Available records:
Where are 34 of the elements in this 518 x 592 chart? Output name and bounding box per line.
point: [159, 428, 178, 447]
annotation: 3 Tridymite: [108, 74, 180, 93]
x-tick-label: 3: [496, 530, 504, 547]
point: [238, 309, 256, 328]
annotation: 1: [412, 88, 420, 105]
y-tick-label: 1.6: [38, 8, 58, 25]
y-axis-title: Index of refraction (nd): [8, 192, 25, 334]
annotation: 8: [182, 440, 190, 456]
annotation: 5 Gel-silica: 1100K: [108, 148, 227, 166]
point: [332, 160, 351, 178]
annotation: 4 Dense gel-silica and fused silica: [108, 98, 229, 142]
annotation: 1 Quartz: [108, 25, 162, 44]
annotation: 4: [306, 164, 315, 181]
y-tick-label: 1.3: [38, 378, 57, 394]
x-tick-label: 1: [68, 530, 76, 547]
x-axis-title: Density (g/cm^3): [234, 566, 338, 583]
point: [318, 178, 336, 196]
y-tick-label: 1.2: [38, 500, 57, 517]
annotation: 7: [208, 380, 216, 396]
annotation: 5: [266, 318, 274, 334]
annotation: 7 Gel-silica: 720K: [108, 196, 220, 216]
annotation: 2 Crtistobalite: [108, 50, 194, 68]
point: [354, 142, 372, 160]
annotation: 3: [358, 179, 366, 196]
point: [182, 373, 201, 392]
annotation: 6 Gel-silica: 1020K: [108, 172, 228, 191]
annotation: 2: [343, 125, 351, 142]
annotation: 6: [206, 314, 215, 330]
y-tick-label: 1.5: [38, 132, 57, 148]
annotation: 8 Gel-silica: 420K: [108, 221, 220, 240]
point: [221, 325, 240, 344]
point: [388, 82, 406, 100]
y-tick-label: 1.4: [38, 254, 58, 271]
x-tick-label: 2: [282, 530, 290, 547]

Task description:
Copy out every row above word for word, in the same order.

Answer below:
Where are 34 of the elements in this 518 x 592 chart? Output name and bounding box per line.
point: [159, 428, 178, 447]
annotation: 3 Tridymite: [108, 74, 180, 93]
x-tick-label: 3: [496, 530, 504, 547]
point: [238, 309, 256, 328]
annotation: 1: [412, 88, 420, 105]
y-tick-label: 1.6: [38, 8, 58, 25]
y-axis-title: Index of refraction (nd): [8, 192, 25, 334]
annotation: 8: [182, 440, 190, 456]
annotation: 5 Gel-silica: 1100K: [108, 148, 227, 166]
point: [332, 160, 351, 178]
annotation: 4 Dense gel-silica and fused silica: [108, 98, 229, 142]
annotation: 1 Quartz: [108, 25, 162, 44]
annotation: 4: [306, 164, 315, 181]
y-tick-label: 1.3: [38, 378, 57, 394]
x-tick-label: 1: [68, 530, 76, 547]
x-axis-title: Density (g/cm^3): [234, 566, 338, 583]
point: [318, 178, 336, 196]
y-tick-label: 1.2: [38, 500, 57, 517]
annotation: 7: [208, 380, 216, 396]
annotation: 5: [266, 318, 274, 334]
annotation: 7 Gel-silica: 720K: [108, 196, 220, 216]
annotation: 2 Crtistobalite: [108, 50, 194, 68]
point: [354, 142, 372, 160]
annotation: 3: [358, 179, 366, 196]
point: [182, 373, 201, 392]
annotation: 6 Gel-silica: 1020K: [108, 172, 228, 191]
annotation: 2: [343, 125, 351, 142]
annotation: 6: [206, 314, 215, 330]
y-tick-label: 1.5: [38, 132, 57, 148]
annotation: 8 Gel-silica: 420K: [108, 221, 220, 240]
point: [221, 325, 240, 344]
point: [388, 82, 406, 100]
y-tick-label: 1.4: [38, 254, 58, 271]
x-tick-label: 2: [282, 530, 290, 547]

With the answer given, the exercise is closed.